▶ **STORED RECORDS**:
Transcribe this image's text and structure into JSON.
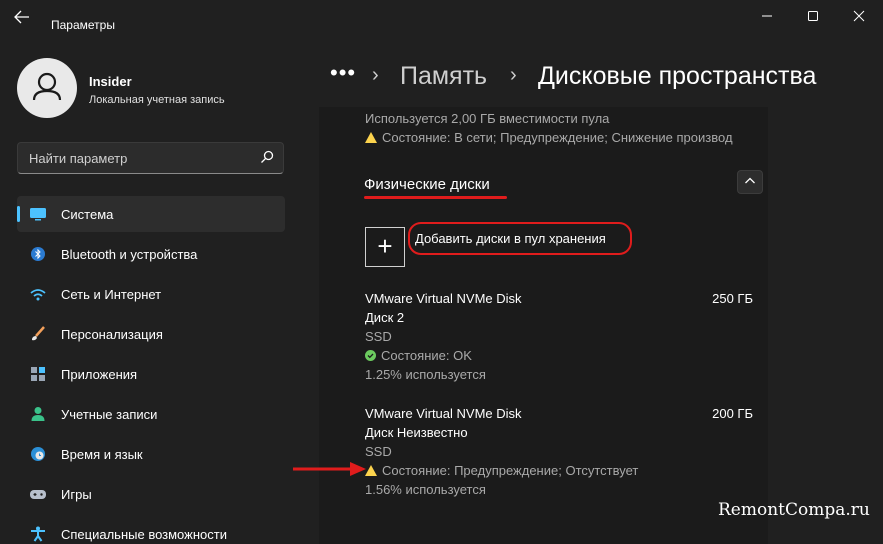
{
  "window": {
    "title": "Параметры",
    "minimize_icon": "minimize-icon",
    "maximize_icon": "maximize-icon",
    "close_icon": "close-icon"
  },
  "profile": {
    "name": "Insider",
    "account_type": "Локальная учетная запись"
  },
  "search": {
    "placeholder": "Найти параметр"
  },
  "sidebar": {
    "items": [
      {
        "label": "Система",
        "icon": "monitor-icon",
        "active": true
      },
      {
        "label": "Bluetooth и устройства",
        "icon": "bluetooth-icon",
        "active": false
      },
      {
        "label": "Сеть и Интернет",
        "icon": "wifi-icon",
        "active": false
      },
      {
        "label": "Персонализация",
        "icon": "brush-icon",
        "active": false
      },
      {
        "label": "Приложения",
        "icon": "apps-icon",
        "active": false
      },
      {
        "label": "Учетные записи",
        "icon": "person-icon",
        "active": false
      },
      {
        "label": "Время и язык",
        "icon": "clock-globe-icon",
        "active": false
      },
      {
        "label": "Игры",
        "icon": "gamepad-icon",
        "active": false
      },
      {
        "label": "Специальные возможности",
        "icon": "accessibility-icon",
        "active": false
      }
    ]
  },
  "breadcrumb": {
    "more": "•••",
    "separator": "›",
    "parent": "Память",
    "current": "Дисковые пространства"
  },
  "pool": {
    "capacity_text": "Используется 2,00 ГБ вместимости пула",
    "status_text": "Состояние: В сети; Предупреждение; Снижение производ"
  },
  "physical_disks": {
    "section_title": "Физические диски",
    "add_button_symbol": "+",
    "add_button_label": "Добавить диски в пул хранения",
    "collapse_symbol": "^",
    "disks": [
      {
        "model": "VMware Virtual NVMe Disk",
        "name": "Диск 2",
        "type": "SSD",
        "status": "Состояние: OK",
        "status_kind": "ok",
        "usage": "1.25% используется",
        "size": "250 ГБ"
      },
      {
        "model": "VMware Virtual NVMe Disk",
        "name": "Диск Неизвестно",
        "type": "SSD",
        "status": "Состояние: Предупреждение; Отсутствует",
        "status_kind": "warning",
        "usage": "1.56% используется",
        "size": "200 ГБ"
      }
    ]
  },
  "watermark": "RemontCompa.ru",
  "colors": {
    "accent": "#4cc2ff",
    "highlight": "#e01c1c",
    "warning": "#fcd34d",
    "ok": "#6ccb5f"
  }
}
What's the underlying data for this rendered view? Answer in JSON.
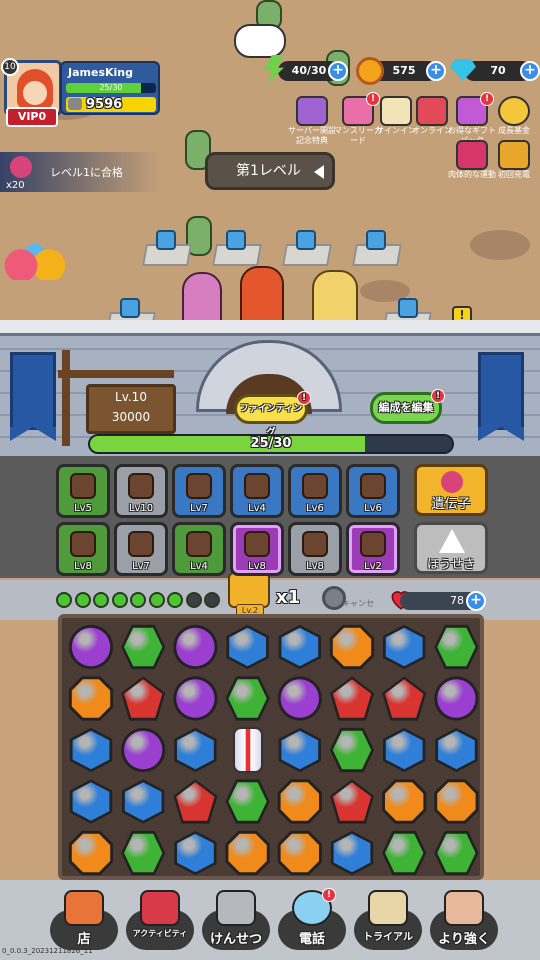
{
  "player": {
    "level": "10",
    "name": "JamesKing",
    "exp": "25/30",
    "power": "9596",
    "vip": "VIP0"
  },
  "resources": {
    "energy": "40/30",
    "coins": "575",
    "diamonds": "70"
  },
  "features": {
    "server_launch": "サーバー開設記念特典",
    "monthly_card": "マンスリーカード",
    "sign_in": "サインイン",
    "online": "オンライン",
    "gift_pack": "お得なギフトパック",
    "growth_fund": "成長基金",
    "physical_exercise": "肉体的な運動",
    "first_recharge": "初回充電"
  },
  "quest": {
    "text": "レベル1に合格",
    "count": "x20"
  },
  "level_label": "第1レベル",
  "wall": {
    "level": "Lv.10",
    "hp_max": "30000",
    "hp": "25/30"
  },
  "buttons": {
    "fighting": "ファインティング",
    "edit_team": "編成を編集",
    "gene": "遺伝子",
    "gem": "ほうせき"
  },
  "equipment": [
    {
      "label": "Lv5",
      "tier": "g"
    },
    {
      "label": "Lv10",
      "tier": "s"
    },
    {
      "label": "Lv7",
      "tier": "b"
    },
    {
      "label": "Lv4",
      "tier": "b"
    },
    {
      "label": "Lv6",
      "tier": "b"
    },
    {
      "label": "Lv6",
      "tier": "b"
    },
    {
      "label": "Lv8",
      "tier": "g"
    },
    {
      "label": "Lv7",
      "tier": "s"
    },
    {
      "label": "Lv4",
      "tier": "g"
    },
    {
      "label": "Lv8",
      "tier": "p"
    },
    {
      "label": "Lv8",
      "tier": "s"
    },
    {
      "label": "Lv2",
      "tier": "p"
    }
  ],
  "status": {
    "combo_total": 9,
    "combo_filled": 7,
    "chest_level": "Lv.2",
    "multiplier": "x1",
    "skip_label": "キャンセ",
    "hp": "78"
  },
  "board": [
    [
      "purple",
      "green",
      "purple",
      "blue",
      "blue",
      "orange",
      "blue",
      "green"
    ],
    [
      "orange",
      "red",
      "purple",
      "green",
      "purple",
      "red",
      "red",
      "purple"
    ],
    [
      "blue",
      "purple",
      "blue",
      "special",
      "blue",
      "green",
      "blue",
      "blue"
    ],
    [
      "blue",
      "blue",
      "red",
      "green",
      "orange",
      "red",
      "orange",
      "orange"
    ],
    [
      "orange",
      "green",
      "blue",
      "orange",
      "orange",
      "blue",
      "green",
      "green"
    ]
  ],
  "gem_colors": {
    "purple": "#9a3fd0",
    "green": "#3fb336",
    "blue": "#2f7fd8",
    "orange": "#f08a1a",
    "red": "#d83530"
  },
  "nav": {
    "shop": "店",
    "activity": "アクティビティ",
    "build": "けんせつ",
    "phone": "電話",
    "trial": "トライアル",
    "stronger": "より強く"
  },
  "version": "0_0.0.3_20231211826_11"
}
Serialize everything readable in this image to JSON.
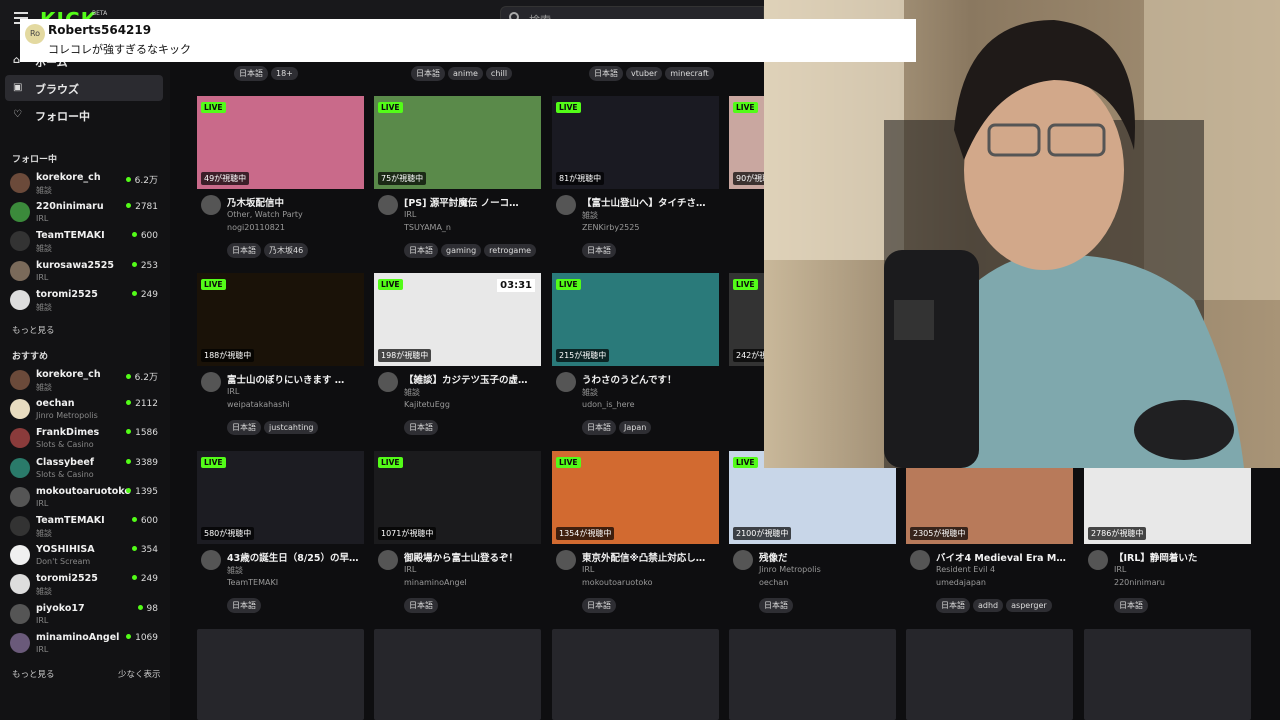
{
  "topbar": {
    "logo": "KICK",
    "logo_beta": "BETA",
    "search_placeholder": "検索"
  },
  "comment": {
    "avatar": "Ro",
    "user": "Roberts564219",
    "text": "コレコレが強すぎるなキック"
  },
  "sidebar": {
    "nav": [
      {
        "icon": "home-icon",
        "label": "ホーム"
      },
      {
        "icon": "browse-icon",
        "label": "ブラウズ"
      },
      {
        "icon": "heart-icon",
        "label": "フォロー中"
      }
    ],
    "following_title": "フォロー中",
    "following": [
      {
        "name": "korekore_ch",
        "cat": "雑談",
        "viewers": "6.2万"
      },
      {
        "name": "220ninimaru",
        "cat": "IRL",
        "viewers": "2781"
      },
      {
        "name": "TeamTEMAKI",
        "cat": "雑談",
        "viewers": "600"
      },
      {
        "name": "kurosawa2525",
        "cat": "IRL",
        "viewers": "253"
      },
      {
        "name": "toromi2525",
        "cat": "雑談",
        "viewers": "249"
      }
    ],
    "following_more": "もっと見る",
    "recommended_title": "おすすめ",
    "recommended": [
      {
        "name": "korekore_ch",
        "cat": "雑談",
        "viewers": "6.2万"
      },
      {
        "name": "oechan",
        "cat": "Jinro Metropolis",
        "viewers": "2112"
      },
      {
        "name": "FrankDimes",
        "cat": "Slots & Casino",
        "viewers": "1586"
      },
      {
        "name": "Classybeef",
        "cat": "Slots & Casino",
        "viewers": "3389"
      },
      {
        "name": "mokoutoaruotoko",
        "cat": "IRL",
        "viewers": "1395"
      },
      {
        "name": "TeamTEMAKI",
        "cat": "雑談",
        "viewers": "600"
      },
      {
        "name": "YOSHIHISA",
        "cat": "Don't Scream",
        "viewers": "354"
      },
      {
        "name": "toromi2525",
        "cat": "雑談",
        "viewers": "249"
      },
      {
        "name": "piyoko17",
        "cat": "IRL",
        "viewers": "98"
      },
      {
        "name": "minaminoAngel",
        "cat": "IRL",
        "viewers": "1069"
      }
    ],
    "recommended_more": "もっと見る",
    "recommended_less": "少なく表示"
  },
  "top_tags": [
    [
      "日本語",
      "18+"
    ],
    [
      "日本語",
      "anime",
      "chill"
    ],
    [
      "日本語",
      "vtuber",
      "minecraft"
    ]
  ],
  "live_label": "LIVE",
  "rows": [
    [
      {
        "viewers": "49が視聴中",
        "title": "乃木坂配信中",
        "cat": "Other, Watch Party",
        "user": "nogi20110821",
        "tags": [
          "日本語",
          "乃木坂46"
        ]
      },
      {
        "viewers": "75が視聴中",
        "title": "[PS] 源平討魔伝 ノーコ…",
        "cat": "IRL",
        "user": "TSUYAMA_n",
        "tags": [
          "日本語",
          "gaming",
          "retrogame"
        ]
      },
      {
        "viewers": "81が視聴中",
        "title": "【富士山登山へ】タイチさ…",
        "cat": "雑談",
        "user": "ZENKirby2525",
        "tags": [
          "日本語"
        ]
      },
      {
        "viewers": "90が視聴中",
        "title": "",
        "cat": "",
        "user": "",
        "tags": []
      }
    ],
    [
      {
        "viewers": "188が視聴中",
        "title": "富士山のぼりにいきます …",
        "cat": "IRL",
        "user": "weipatakahashi",
        "tags": [
          "日本語",
          "justcahting"
        ]
      },
      {
        "viewers": "198が視聴中",
        "title": "【雑談】カジテツ玉子の虚…",
        "cat": "雑談",
        "user": "KajitetuEgg",
        "tags": [
          "日本語"
        ]
      },
      {
        "viewers": "215が視聴中",
        "title": "うわさのうどんです！",
        "cat": "雑談",
        "user": "udon_is_here",
        "tags": [
          "日本語",
          "Japan"
        ]
      },
      {
        "viewers": "242が視",
        "title": "",
        "cat": "",
        "user": "",
        "tags": []
      }
    ],
    [
      {
        "viewers": "580が視聴中",
        "title": "43歳の誕生日（8/25）の早…",
        "cat": "雑談",
        "user": "TeamTEMAKI",
        "tags": [
          "日本語"
        ]
      },
      {
        "viewers": "1071が視聴中",
        "title": "御殿場から富士山登るぞ！",
        "cat": "IRL",
        "user": "minaminoAngel",
        "tags": [
          "日本語"
        ]
      },
      {
        "viewers": "1354が視聴中",
        "title": "東京外配信※凸禁止対応し…",
        "cat": "IRL",
        "user": "mokoutoaruotoko",
        "tags": [
          "日本語"
        ]
      },
      {
        "viewers": "2100が視聴中",
        "title": "残像だ",
        "cat": "Jinro Metropolis",
        "user": "oechan",
        "tags": [
          "日本語"
        ]
      },
      {
        "viewers": "2305が視聴中",
        "title": "バイオ4 Medieval Era MO…",
        "cat": "Resident Evil 4",
        "user": "umedajapan",
        "tags": [
          "日本語",
          "adhd",
          "asperger"
        ]
      },
      {
        "viewers": "2786が視聴中",
        "title": "【IRL】静岡着いた",
        "cat": "IRL",
        "user": "220ninimaru",
        "tags": [
          "日本語"
        ]
      }
    ]
  ],
  "thumb_overlay": {
    "timer": "03:31"
  },
  "colors": {
    "accent": "#53fc18",
    "background": "#0e0e10",
    "sidebar": "#121214"
  }
}
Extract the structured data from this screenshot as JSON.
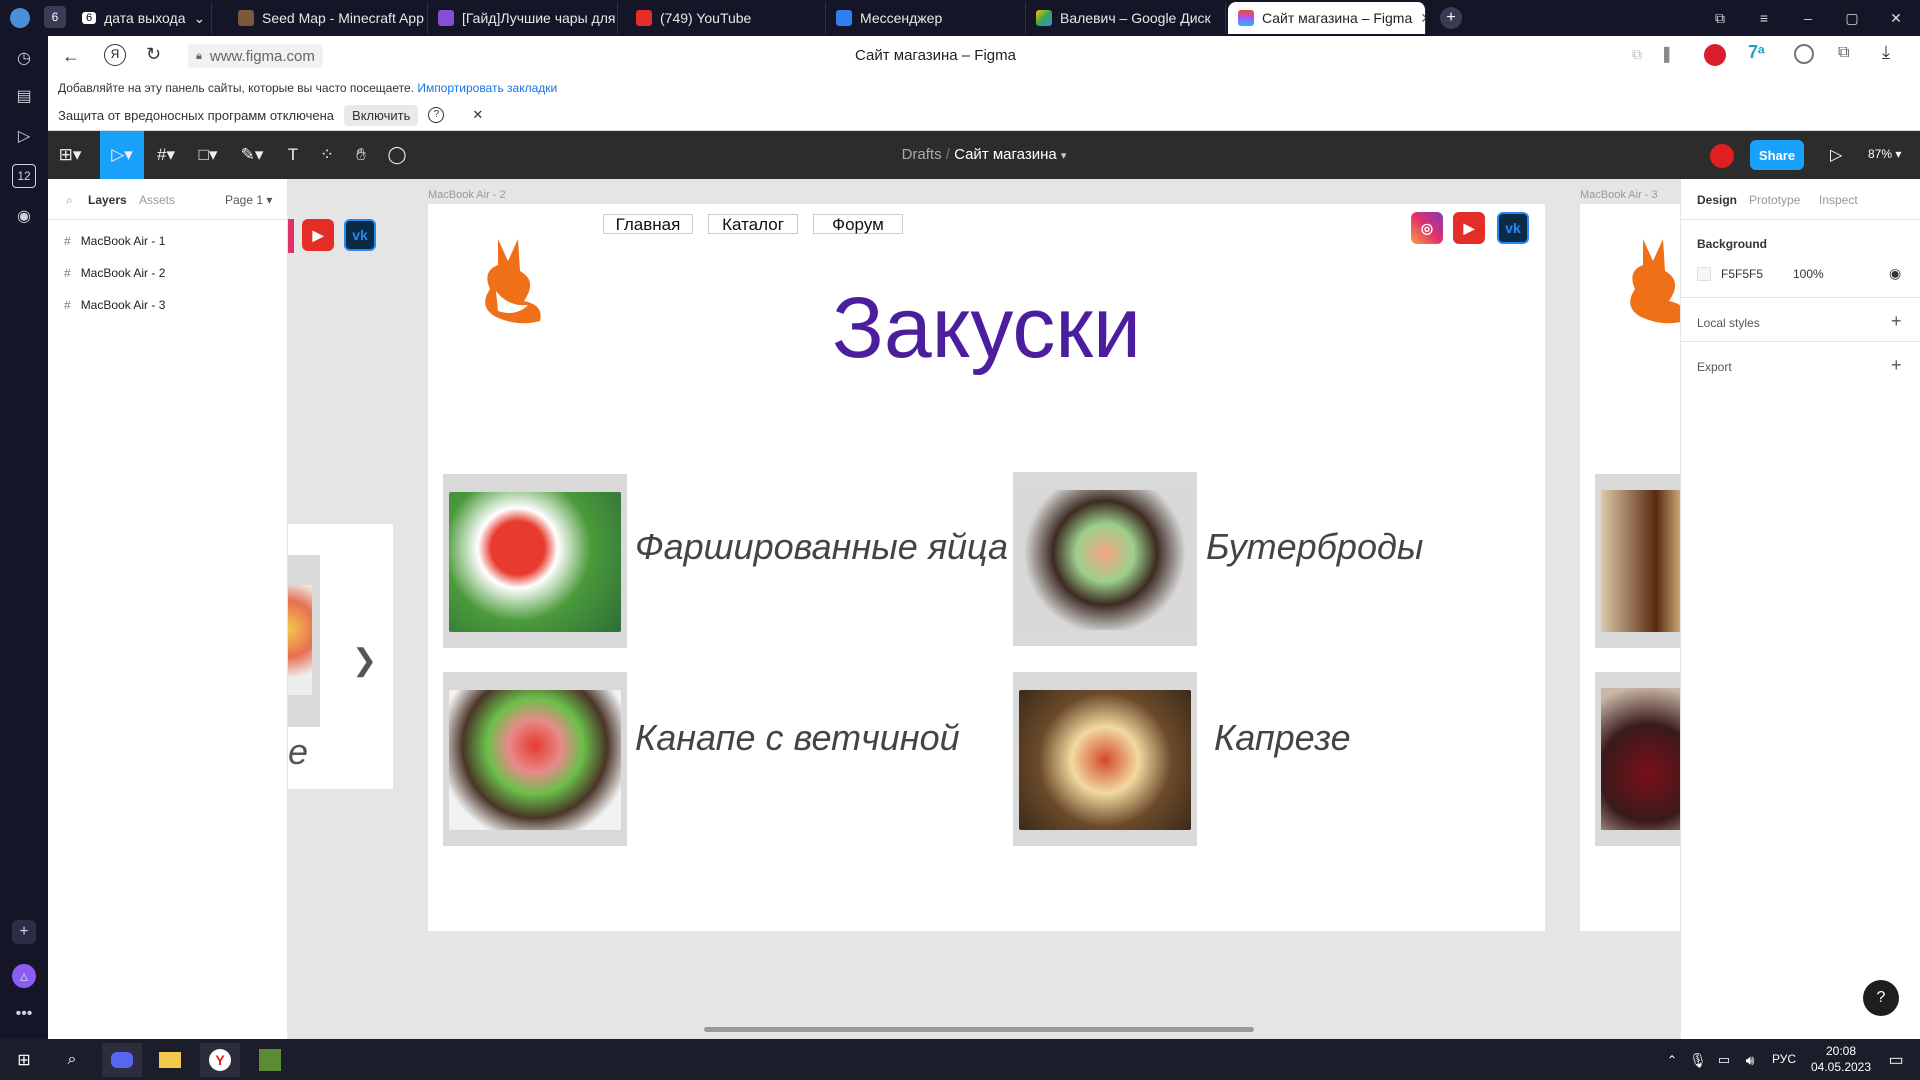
{
  "browser": {
    "tabs": [
      {
        "label": "дата выхода",
        "badge": "6",
        "active": false
      },
      {
        "label": "Seed Map - Minecraft App",
        "active": false
      },
      {
        "label": "[Гайд]Лучшие чары для в...",
        "active": false
      },
      {
        "label": "(749) YouTube",
        "active": false
      },
      {
        "label": "Мессенджер",
        "active": false
      },
      {
        "label": "Валевич – Google Диск",
        "active": false
      },
      {
        "label": "Сайт магазина – Figma",
        "active": true
      }
    ],
    "counter_badge": "6",
    "address": "www.figma.com",
    "page_title": "Сайт магазина – Figma",
    "bookmarks_text": "Добавляйте на эту панель сайты, которые вы часто посещаете.",
    "bookmarks_link": "Импортировать закладки",
    "protection_text": "Защита от вредоносных программ отключена",
    "protection_button": "Включить",
    "sidebar_badge": "12"
  },
  "figma": {
    "breadcrumb_root": "Drafts",
    "file_name": "Сайт магазина",
    "share_label": "Share",
    "zoom": "87%",
    "layers_tab": "Layers",
    "assets_tab": "Assets",
    "page_selector": "Page 1",
    "layers": [
      "MacBook Air - 1",
      "MacBook Air - 2",
      "MacBook Air - 3"
    ],
    "props_tabs": [
      "Design",
      "Prototype",
      "Inspect"
    ],
    "background_label": "Background",
    "bg_hex": "F5F5F5",
    "bg_opacity": "100%",
    "local_styles": "Local styles",
    "export": "Export",
    "help": "?"
  },
  "frames": {
    "label_2": "MacBook Air - 2",
    "label_3": "MacBook Air - 3",
    "nav": [
      "Главная",
      "Каталог",
      "Форум"
    ],
    "heading": "Закуски",
    "heading_color": "#4b1e9e",
    "items": [
      {
        "name": "Фаршированные яйца"
      },
      {
        "name": "Бутерброды"
      },
      {
        "name": "Канапе с ветчиной"
      },
      {
        "name": "Капрезе"
      }
    ],
    "left_partial_text": "е"
  },
  "taskbar": {
    "lang": "РУС",
    "time": "20:08",
    "date": "04.05.2023"
  }
}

▶ **WHAT IS ASKED**:
Pull out and copy each line containing the string "minaminoAngel".

▶ **SOLVED EXERCISE**:
        "name": "minaminoAngel",
        "user": "minaminoAngel",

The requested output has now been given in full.